### MATERIAL PROVIDED

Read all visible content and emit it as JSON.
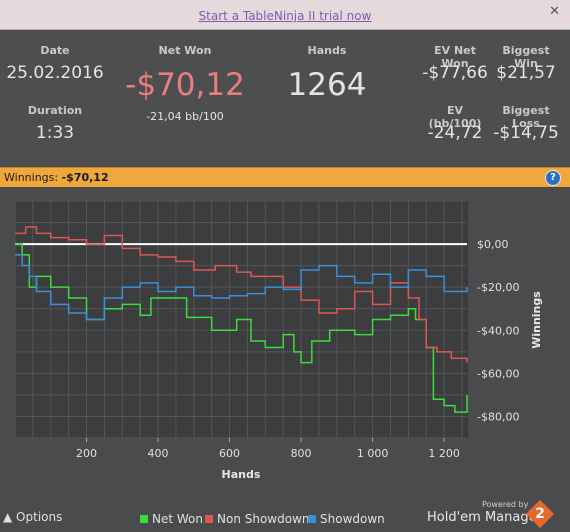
{
  "banner": {
    "trial_link": "Start a TableNinja II trial now"
  },
  "stats": {
    "date_label": "Date",
    "date_value": "25.02.2016",
    "duration_label": "Duration",
    "duration_value": "1:33",
    "net_won_label": "Net Won",
    "net_won_value": "-$70,12",
    "net_won_bb": "-21,04 bb/100",
    "hands_label": "Hands",
    "hands_value": "1264",
    "ev_net_won_label": "EV Net Won",
    "ev_net_won_value": "-$77,66",
    "biggest_win_label": "Biggest Win",
    "biggest_win_value": "$21,57",
    "ev_bb_label": "EV (bb/100)",
    "ev_bb_value": "-24,72",
    "biggest_loss_label": "Biggest Loss",
    "biggest_loss_value": "-$14,75"
  },
  "winnings_bar": {
    "label": "Winnings:",
    "value": "-$70,12"
  },
  "colors": {
    "net_won": "#3ddc3d",
    "non_showdown": "#e05555",
    "showdown": "#3d8fd8",
    "negative": "#e87e7e",
    "accent": "#f0a83c"
  },
  "chart_data": {
    "type": "line",
    "xlabel": "Hands",
    "ylabel": "Winnings",
    "xlim": [
      0,
      1264
    ],
    "ylim": [
      -90,
      20
    ],
    "x_ticks": [
      200,
      400,
      600,
      800,
      1000,
      1200
    ],
    "x_tick_labels": [
      "200",
      "400",
      "600",
      "800",
      "1 000",
      "1 200"
    ],
    "y_ticks": [
      0,
      -20,
      -40,
      -60,
      -80
    ],
    "y_tick_labels": [
      "$0,00",
      "-$20,00",
      "-$40,00",
      "-$60,00",
      "-$80,00"
    ],
    "grid": true,
    "series": [
      {
        "name": "Net Won",
        "x": [
          0,
          20,
          40,
          60,
          100,
          150,
          200,
          250,
          300,
          350,
          380,
          420,
          480,
          550,
          620,
          660,
          700,
          750,
          780,
          800,
          830,
          880,
          950,
          1000,
          1050,
          1100,
          1120,
          1150,
          1170,
          1200,
          1230,
          1264
        ],
        "values": [
          0,
          -5,
          -20,
          -15,
          -20,
          -25,
          -35,
          -30,
          -28,
          -33,
          -25,
          -25,
          -34,
          -40,
          -35,
          -45,
          -48,
          -42,
          -50,
          -55,
          -45,
          -40,
          -42,
          -35,
          -33,
          -30,
          -35,
          -48,
          -72,
          -75,
          -78,
          -70
        ]
      },
      {
        "name": "Non Showdown",
        "x": [
          0,
          30,
          60,
          100,
          150,
          200,
          250,
          300,
          350,
          400,
          450,
          500,
          560,
          620,
          660,
          700,
          750,
          800,
          850,
          900,
          950,
          1000,
          1050,
          1100,
          1130,
          1150,
          1180,
          1220,
          1264
        ],
        "values": [
          5,
          8,
          5,
          3,
          2,
          0,
          4,
          -2,
          -5,
          -6,
          -8,
          -12,
          -10,
          -13,
          -15,
          -15,
          -20,
          -26,
          -32,
          -30,
          -22,
          -28,
          -18,
          -25,
          -35,
          -48,
          -50,
          -53,
          -55
        ]
      },
      {
        "name": "Showdown",
        "x": [
          0,
          20,
          40,
          60,
          100,
          150,
          200,
          250,
          300,
          350,
          400,
          450,
          500,
          550,
          600,
          650,
          700,
          750,
          800,
          850,
          900,
          950,
          1000,
          1050,
          1100,
          1150,
          1200,
          1264
        ],
        "values": [
          -5,
          -10,
          -15,
          -22,
          -28,
          -32,
          -35,
          -25,
          -20,
          -18,
          -22,
          -20,
          -24,
          -25,
          -24,
          -23,
          -20,
          -21,
          -12,
          -10,
          -15,
          -18,
          -14,
          -20,
          -12,
          -15,
          -22,
          -20
        ]
      }
    ]
  },
  "footer": {
    "options_label": "Options",
    "legend": [
      "Net Won",
      "Non Showdown",
      "Showdown"
    ],
    "powered_by": "Powered by",
    "brand": "Hold'em Manager",
    "logo_num": "2"
  }
}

######

TASK >> Copy every record above exactly, leaving out any pictures.

RESULT OF THE TASK >>
Read all visible content and emit it as JSON.
{
  "banner": {
    "trial_link": "Start a TableNinja II trial now"
  },
  "stats": {
    "date_label": "Date",
    "date_value": "25.02.2016",
    "duration_label": "Duration",
    "duration_value": "1:33",
    "net_won_label": "Net Won",
    "net_won_value": "-$70,12",
    "net_won_bb": "-21,04 bb/100",
    "hands_label": "Hands",
    "hands_value": "1264",
    "ev_net_won_label": "EV Net Won",
    "ev_net_won_value": "-$77,66",
    "biggest_win_label": "Biggest Win",
    "biggest_win_value": "$21,57",
    "ev_bb_label": "EV (bb/100)",
    "ev_bb_value": "-24,72",
    "biggest_loss_label": "Biggest Loss",
    "biggest_loss_value": "-$14,75"
  },
  "winnings_bar": {
    "label": "Winnings:",
    "value": "-$70,12"
  },
  "colors": {
    "net_won": "#3ddc3d",
    "non_showdown": "#e05555",
    "showdown": "#3d8fd8",
    "negative": "#e87e7e",
    "accent": "#f0a83c"
  },
  "chart_data": {
    "type": "line",
    "xlabel": "Hands",
    "ylabel": "Winnings",
    "xlim": [
      0,
      1264
    ],
    "ylim": [
      -90,
      20
    ],
    "x_ticks": [
      200,
      400,
      600,
      800,
      1000,
      1200
    ],
    "x_tick_labels": [
      "200",
      "400",
      "600",
      "800",
      "1 000",
      "1 200"
    ],
    "y_ticks": [
      0,
      -20,
      -40,
      -60,
      -80
    ],
    "y_tick_labels": [
      "$0,00",
      "-$20,00",
      "-$40,00",
      "-$60,00",
      "-$80,00"
    ],
    "grid": true,
    "series": [
      {
        "name": "Net Won",
        "x": [
          0,
          20,
          40,
          60,
          100,
          150,
          200,
          250,
          300,
          350,
          380,
          420,
          480,
          550,
          620,
          660,
          700,
          750,
          780,
          800,
          830,
          880,
          950,
          1000,
          1050,
          1100,
          1120,
          1150,
          1170,
          1200,
          1230,
          1264
        ],
        "values": [
          0,
          -5,
          -20,
          -15,
          -20,
          -25,
          -35,
          -30,
          -28,
          -33,
          -25,
          -25,
          -34,
          -40,
          -35,
          -45,
          -48,
          -42,
          -50,
          -55,
          -45,
          -40,
          -42,
          -35,
          -33,
          -30,
          -35,
          -48,
          -72,
          -75,
          -78,
          -70
        ]
      },
      {
        "name": "Non Showdown",
        "x": [
          0,
          30,
          60,
          100,
          150,
          200,
          250,
          300,
          350,
          400,
          450,
          500,
          560,
          620,
          660,
          700,
          750,
          800,
          850,
          900,
          950,
          1000,
          1050,
          1100,
          1130,
          1150,
          1180,
          1220,
          1264
        ],
        "values": [
          5,
          8,
          5,
          3,
          2,
          0,
          4,
          -2,
          -5,
          -6,
          -8,
          -12,
          -10,
          -13,
          -15,
          -15,
          -20,
          -26,
          -32,
          -30,
          -22,
          -28,
          -18,
          -25,
          -35,
          -48,
          -50,
          -53,
          -55
        ]
      },
      {
        "name": "Showdown",
        "x": [
          0,
          20,
          40,
          60,
          100,
          150,
          200,
          250,
          300,
          350,
          400,
          450,
          500,
          550,
          600,
          650,
          700,
          750,
          800,
          850,
          900,
          950,
          1000,
          1050,
          1100,
          1150,
          1200,
          1264
        ],
        "values": [
          -5,
          -10,
          -15,
          -22,
          -28,
          -32,
          -35,
          -25,
          -20,
          -18,
          -22,
          -20,
          -24,
          -25,
          -24,
          -23,
          -20,
          -21,
          -12,
          -10,
          -15,
          -18,
          -14,
          -20,
          -12,
          -15,
          -22,
          -20
        ]
      }
    ]
  },
  "footer": {
    "options_label": "Options",
    "legend": [
      "Net Won",
      "Non Showdown",
      "Showdown"
    ],
    "powered_by": "Powered by",
    "brand": "Hold'em Manager",
    "logo_num": "2"
  }
}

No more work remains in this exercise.